►

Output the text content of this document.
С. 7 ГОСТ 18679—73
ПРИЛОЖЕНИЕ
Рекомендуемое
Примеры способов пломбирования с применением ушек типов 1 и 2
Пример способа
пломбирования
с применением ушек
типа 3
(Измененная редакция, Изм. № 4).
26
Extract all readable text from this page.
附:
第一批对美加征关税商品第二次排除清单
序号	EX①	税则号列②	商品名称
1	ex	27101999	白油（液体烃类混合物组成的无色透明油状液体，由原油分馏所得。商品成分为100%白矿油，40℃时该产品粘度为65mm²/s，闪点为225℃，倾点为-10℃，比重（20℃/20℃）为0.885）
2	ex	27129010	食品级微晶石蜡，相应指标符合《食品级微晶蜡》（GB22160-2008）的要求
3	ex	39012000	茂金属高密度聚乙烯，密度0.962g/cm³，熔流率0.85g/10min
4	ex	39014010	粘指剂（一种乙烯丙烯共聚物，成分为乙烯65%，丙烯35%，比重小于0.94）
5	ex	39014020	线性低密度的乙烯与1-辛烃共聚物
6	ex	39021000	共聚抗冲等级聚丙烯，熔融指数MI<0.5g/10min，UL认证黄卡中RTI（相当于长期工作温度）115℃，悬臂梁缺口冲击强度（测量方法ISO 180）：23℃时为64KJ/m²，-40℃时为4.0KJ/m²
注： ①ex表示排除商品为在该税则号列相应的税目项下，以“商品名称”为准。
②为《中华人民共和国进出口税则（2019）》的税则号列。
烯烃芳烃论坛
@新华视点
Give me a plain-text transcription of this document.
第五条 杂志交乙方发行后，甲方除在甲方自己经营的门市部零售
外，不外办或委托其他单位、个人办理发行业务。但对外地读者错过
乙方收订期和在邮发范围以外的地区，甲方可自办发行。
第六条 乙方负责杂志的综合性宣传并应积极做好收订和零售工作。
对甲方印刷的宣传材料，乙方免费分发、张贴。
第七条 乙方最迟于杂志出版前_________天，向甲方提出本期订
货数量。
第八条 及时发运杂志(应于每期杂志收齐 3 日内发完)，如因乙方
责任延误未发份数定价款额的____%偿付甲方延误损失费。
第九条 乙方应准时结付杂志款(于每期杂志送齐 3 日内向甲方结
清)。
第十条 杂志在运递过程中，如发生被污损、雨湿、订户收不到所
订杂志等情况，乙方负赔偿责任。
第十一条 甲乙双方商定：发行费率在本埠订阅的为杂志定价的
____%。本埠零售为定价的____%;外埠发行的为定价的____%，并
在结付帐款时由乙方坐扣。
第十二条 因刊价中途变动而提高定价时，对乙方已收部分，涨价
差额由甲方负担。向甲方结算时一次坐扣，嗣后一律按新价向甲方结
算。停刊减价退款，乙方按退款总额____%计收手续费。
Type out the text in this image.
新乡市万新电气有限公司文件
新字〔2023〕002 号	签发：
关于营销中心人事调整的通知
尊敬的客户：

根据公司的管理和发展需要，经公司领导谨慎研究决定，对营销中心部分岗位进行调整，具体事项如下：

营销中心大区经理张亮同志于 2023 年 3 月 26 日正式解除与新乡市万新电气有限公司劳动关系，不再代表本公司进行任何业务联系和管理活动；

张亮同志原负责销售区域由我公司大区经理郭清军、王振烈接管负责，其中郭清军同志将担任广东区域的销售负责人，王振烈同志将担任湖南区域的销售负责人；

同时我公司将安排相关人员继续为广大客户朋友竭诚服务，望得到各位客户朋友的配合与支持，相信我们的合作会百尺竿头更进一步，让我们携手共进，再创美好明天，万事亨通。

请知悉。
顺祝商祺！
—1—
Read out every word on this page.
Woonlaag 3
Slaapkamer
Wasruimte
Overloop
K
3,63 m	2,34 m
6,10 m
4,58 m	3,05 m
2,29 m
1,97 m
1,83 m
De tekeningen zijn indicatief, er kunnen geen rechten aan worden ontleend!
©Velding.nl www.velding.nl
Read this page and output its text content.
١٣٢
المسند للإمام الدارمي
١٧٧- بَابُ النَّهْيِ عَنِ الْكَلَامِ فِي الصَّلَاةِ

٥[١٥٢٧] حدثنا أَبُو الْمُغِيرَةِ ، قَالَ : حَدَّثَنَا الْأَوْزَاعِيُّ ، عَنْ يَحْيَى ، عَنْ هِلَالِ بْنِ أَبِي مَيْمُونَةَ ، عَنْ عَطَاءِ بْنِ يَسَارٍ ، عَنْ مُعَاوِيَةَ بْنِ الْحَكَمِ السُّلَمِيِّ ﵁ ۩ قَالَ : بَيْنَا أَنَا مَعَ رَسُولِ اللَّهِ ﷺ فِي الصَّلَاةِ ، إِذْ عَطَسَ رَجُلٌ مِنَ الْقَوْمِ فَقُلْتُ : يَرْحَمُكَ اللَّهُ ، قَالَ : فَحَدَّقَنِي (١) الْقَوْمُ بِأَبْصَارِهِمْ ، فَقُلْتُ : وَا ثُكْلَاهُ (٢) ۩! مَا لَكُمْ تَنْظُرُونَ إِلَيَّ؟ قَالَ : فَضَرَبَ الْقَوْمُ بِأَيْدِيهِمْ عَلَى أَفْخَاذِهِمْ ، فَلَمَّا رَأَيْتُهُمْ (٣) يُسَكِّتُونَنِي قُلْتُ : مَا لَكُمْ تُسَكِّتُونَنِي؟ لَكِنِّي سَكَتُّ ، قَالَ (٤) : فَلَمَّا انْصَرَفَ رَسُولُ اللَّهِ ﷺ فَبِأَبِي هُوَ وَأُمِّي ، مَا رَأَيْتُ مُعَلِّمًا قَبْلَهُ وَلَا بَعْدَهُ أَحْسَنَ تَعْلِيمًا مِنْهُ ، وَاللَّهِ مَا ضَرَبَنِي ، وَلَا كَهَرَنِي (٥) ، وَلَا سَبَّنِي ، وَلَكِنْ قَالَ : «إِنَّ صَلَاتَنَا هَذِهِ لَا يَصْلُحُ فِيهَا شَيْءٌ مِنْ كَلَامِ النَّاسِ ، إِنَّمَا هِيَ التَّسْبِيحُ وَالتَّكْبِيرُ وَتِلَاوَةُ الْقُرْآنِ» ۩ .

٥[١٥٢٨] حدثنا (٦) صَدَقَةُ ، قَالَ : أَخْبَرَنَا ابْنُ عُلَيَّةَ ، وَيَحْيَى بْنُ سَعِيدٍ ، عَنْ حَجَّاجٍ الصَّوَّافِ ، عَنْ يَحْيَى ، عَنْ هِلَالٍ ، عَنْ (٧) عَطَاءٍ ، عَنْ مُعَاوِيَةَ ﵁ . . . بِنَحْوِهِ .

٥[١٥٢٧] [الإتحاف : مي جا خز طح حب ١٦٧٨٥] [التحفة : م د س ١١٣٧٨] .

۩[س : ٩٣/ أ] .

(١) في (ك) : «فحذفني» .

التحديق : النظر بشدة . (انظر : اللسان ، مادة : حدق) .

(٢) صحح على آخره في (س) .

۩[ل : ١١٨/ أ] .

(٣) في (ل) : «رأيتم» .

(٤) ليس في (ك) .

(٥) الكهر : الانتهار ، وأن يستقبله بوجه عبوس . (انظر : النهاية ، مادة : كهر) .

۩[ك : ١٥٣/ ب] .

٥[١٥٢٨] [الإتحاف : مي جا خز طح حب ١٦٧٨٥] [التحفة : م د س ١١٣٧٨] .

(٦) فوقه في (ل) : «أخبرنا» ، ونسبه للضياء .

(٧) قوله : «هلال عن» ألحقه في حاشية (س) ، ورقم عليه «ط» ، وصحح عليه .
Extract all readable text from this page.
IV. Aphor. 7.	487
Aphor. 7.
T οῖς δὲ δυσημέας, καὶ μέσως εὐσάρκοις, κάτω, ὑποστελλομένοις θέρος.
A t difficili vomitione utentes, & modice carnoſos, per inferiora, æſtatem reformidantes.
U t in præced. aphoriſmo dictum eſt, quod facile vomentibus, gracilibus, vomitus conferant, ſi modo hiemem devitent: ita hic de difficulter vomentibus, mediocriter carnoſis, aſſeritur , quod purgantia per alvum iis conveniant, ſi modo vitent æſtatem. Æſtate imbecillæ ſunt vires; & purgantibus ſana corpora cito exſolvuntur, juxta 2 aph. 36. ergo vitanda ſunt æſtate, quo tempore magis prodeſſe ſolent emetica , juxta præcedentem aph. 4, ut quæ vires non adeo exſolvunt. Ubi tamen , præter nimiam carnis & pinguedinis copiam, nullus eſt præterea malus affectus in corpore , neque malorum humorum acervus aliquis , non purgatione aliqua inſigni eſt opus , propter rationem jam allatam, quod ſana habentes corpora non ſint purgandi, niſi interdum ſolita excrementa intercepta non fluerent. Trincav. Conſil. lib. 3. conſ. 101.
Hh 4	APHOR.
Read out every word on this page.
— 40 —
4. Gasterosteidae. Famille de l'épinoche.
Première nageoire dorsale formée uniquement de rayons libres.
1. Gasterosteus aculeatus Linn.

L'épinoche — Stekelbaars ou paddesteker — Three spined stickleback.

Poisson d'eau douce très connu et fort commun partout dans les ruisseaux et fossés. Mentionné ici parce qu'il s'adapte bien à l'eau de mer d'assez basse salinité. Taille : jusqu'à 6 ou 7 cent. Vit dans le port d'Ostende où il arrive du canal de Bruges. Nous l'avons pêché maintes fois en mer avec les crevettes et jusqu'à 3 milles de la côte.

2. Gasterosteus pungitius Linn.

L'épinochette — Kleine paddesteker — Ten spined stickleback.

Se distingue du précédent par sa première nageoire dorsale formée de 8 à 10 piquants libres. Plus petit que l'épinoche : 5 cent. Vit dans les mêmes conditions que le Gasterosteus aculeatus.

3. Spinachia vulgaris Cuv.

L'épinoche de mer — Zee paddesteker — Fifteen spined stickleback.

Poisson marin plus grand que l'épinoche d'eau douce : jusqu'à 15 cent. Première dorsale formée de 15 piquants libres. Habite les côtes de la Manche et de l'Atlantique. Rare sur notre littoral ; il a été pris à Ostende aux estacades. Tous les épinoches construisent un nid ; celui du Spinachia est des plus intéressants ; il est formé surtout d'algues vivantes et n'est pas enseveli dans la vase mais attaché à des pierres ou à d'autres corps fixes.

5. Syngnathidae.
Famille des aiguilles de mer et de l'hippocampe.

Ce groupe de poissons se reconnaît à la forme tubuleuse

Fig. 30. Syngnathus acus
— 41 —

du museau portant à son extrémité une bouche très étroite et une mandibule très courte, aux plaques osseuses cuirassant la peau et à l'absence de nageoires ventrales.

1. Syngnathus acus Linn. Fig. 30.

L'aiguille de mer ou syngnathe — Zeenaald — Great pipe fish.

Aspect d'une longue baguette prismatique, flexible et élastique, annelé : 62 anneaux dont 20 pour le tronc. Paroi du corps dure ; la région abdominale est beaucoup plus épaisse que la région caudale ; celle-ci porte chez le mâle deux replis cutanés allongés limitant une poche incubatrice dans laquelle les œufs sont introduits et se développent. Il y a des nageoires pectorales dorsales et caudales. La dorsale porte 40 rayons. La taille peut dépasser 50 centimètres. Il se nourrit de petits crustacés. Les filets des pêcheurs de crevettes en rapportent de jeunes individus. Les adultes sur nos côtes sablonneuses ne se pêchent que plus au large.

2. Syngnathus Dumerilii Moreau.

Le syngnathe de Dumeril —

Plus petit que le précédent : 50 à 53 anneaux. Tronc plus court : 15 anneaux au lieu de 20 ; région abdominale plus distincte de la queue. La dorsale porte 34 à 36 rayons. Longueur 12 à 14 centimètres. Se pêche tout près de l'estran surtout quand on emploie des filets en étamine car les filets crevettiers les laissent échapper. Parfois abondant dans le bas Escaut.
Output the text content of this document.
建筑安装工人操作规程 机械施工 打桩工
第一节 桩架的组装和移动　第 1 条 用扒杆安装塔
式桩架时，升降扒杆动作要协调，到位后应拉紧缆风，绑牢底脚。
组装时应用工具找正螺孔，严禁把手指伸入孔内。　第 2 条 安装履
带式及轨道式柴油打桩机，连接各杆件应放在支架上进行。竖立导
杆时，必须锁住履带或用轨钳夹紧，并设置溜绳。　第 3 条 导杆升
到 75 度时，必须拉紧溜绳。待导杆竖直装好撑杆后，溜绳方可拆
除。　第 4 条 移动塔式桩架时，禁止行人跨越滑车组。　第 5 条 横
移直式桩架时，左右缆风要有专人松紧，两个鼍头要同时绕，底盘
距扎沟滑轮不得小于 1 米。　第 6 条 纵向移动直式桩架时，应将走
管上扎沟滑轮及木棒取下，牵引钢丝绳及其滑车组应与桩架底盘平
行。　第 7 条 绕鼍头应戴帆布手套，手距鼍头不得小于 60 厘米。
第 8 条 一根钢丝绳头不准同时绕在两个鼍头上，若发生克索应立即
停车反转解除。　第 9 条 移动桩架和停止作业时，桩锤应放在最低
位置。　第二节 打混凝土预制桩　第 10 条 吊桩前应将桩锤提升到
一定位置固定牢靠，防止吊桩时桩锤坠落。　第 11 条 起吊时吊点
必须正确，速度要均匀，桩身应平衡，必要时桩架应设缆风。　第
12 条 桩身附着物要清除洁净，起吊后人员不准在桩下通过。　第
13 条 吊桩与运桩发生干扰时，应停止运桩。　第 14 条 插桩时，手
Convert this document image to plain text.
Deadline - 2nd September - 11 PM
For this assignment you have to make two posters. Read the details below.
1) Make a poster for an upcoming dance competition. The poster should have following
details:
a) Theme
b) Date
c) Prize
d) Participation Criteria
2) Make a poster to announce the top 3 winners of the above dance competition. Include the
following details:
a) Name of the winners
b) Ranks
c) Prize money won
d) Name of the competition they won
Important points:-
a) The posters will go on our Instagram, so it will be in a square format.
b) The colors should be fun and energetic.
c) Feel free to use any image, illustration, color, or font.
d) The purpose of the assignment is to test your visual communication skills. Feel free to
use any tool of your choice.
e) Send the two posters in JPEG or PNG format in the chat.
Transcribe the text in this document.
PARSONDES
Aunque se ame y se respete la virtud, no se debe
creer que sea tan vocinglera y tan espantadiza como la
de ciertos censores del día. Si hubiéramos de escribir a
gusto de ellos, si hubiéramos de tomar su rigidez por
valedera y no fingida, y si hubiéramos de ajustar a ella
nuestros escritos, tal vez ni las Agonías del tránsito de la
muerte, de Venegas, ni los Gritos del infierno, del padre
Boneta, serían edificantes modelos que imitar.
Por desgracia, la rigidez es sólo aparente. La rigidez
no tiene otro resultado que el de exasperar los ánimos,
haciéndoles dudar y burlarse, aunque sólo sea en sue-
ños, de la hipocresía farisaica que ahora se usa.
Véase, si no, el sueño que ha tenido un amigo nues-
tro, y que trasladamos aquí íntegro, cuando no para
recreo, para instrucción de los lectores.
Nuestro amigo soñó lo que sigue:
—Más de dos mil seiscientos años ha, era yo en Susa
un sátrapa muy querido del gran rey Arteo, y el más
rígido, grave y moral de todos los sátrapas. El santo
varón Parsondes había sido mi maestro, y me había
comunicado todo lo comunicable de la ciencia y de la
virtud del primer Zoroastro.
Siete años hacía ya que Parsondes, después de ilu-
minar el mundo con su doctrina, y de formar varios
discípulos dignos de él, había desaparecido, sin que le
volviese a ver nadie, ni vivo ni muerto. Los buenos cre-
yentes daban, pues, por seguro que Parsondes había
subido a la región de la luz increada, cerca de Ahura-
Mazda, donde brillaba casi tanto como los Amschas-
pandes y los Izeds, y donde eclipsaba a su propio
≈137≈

◄

# TASK
Report the number of lines above containing the word "details", with no other text.

# RIGHT ANSWER
3